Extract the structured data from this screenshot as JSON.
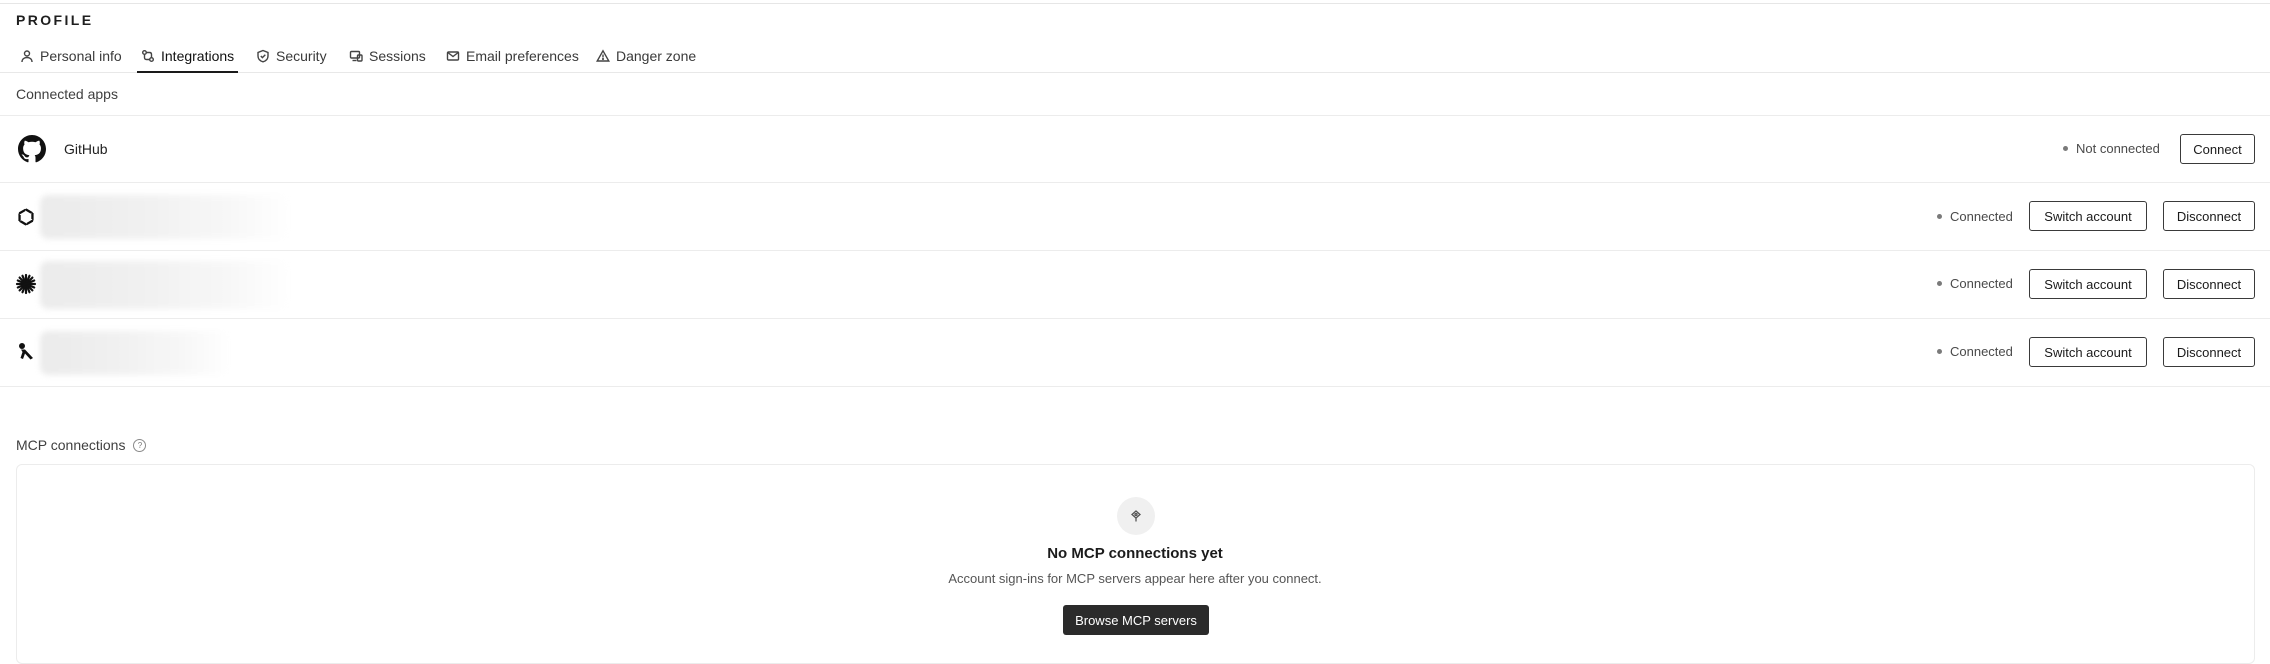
{
  "page": {
    "title": "PROFILE"
  },
  "tabs": [
    {
      "label": "Personal info",
      "icon": "user-icon"
    },
    {
      "label": "Integrations",
      "icon": "integrations-icon",
      "active": true
    },
    {
      "label": "Security",
      "icon": "shield-icon"
    },
    {
      "label": "Sessions",
      "icon": "sessions-icon"
    },
    {
      "label": "Email preferences",
      "icon": "mail-icon"
    },
    {
      "label": "Danger zone",
      "icon": "warning-icon"
    }
  ],
  "connected_apps": {
    "label": "Connected apps",
    "apps": [
      {
        "name": "GitHub",
        "icon": "github-icon",
        "status": "Not connected",
        "primary_action": "Connect"
      },
      {
        "name": "",
        "icon": "openai-icon",
        "status": "Connected",
        "switch_label": "Switch account",
        "disconnect_label": "Disconnect"
      },
      {
        "name": "",
        "icon": "asterisk-icon",
        "status": "Connected",
        "switch_label": "Switch account",
        "disconnect_label": "Disconnect"
      },
      {
        "name": "",
        "icon": "figure-icon",
        "status": "Connected",
        "switch_label": "Switch account",
        "disconnect_label": "Disconnect"
      }
    ]
  },
  "mcp": {
    "label": "MCP connections",
    "empty_title": "No MCP connections yet",
    "empty_subtitle": "Account sign-ins for MCP servers appear here after you connect.",
    "browse_label": "Browse MCP servers"
  }
}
○ ○ ○ ○ ○ ○ ○
• _EXERCISE DETAILS_
Repeat the listing in full and exactly. Do not include any images.

• _RESULT OF THE TASK_
Extract the structured data from this screenshot as JSON.
{
  "page": {
    "title": "PROFILE"
  },
  "tabs": [
    {
      "label": "Personal info",
      "icon": "user-icon"
    },
    {
      "label": "Integrations",
      "icon": "integrations-icon",
      "active": true
    },
    {
      "label": "Security",
      "icon": "shield-icon"
    },
    {
      "label": "Sessions",
      "icon": "sessions-icon"
    },
    {
      "label": "Email preferences",
      "icon": "mail-icon"
    },
    {
      "label": "Danger zone",
      "icon": "warning-icon"
    }
  ],
  "connected_apps": {
    "label": "Connected apps",
    "apps": [
      {
        "name": "GitHub",
        "icon": "github-icon",
        "status": "Not connected",
        "primary_action": "Connect"
      },
      {
        "name": "",
        "icon": "openai-icon",
        "status": "Connected",
        "switch_label": "Switch account",
        "disconnect_label": "Disconnect"
      },
      {
        "name": "",
        "icon": "asterisk-icon",
        "status": "Connected",
        "switch_label": "Switch account",
        "disconnect_label": "Disconnect"
      },
      {
        "name": "",
        "icon": "figure-icon",
        "status": "Connected",
        "switch_label": "Switch account",
        "disconnect_label": "Disconnect"
      }
    ]
  },
  "mcp": {
    "label": "MCP connections",
    "empty_title": "No MCP connections yet",
    "empty_subtitle": "Account sign-ins for MCP servers appear here after you connect.",
    "browse_label": "Browse MCP servers"
  }
}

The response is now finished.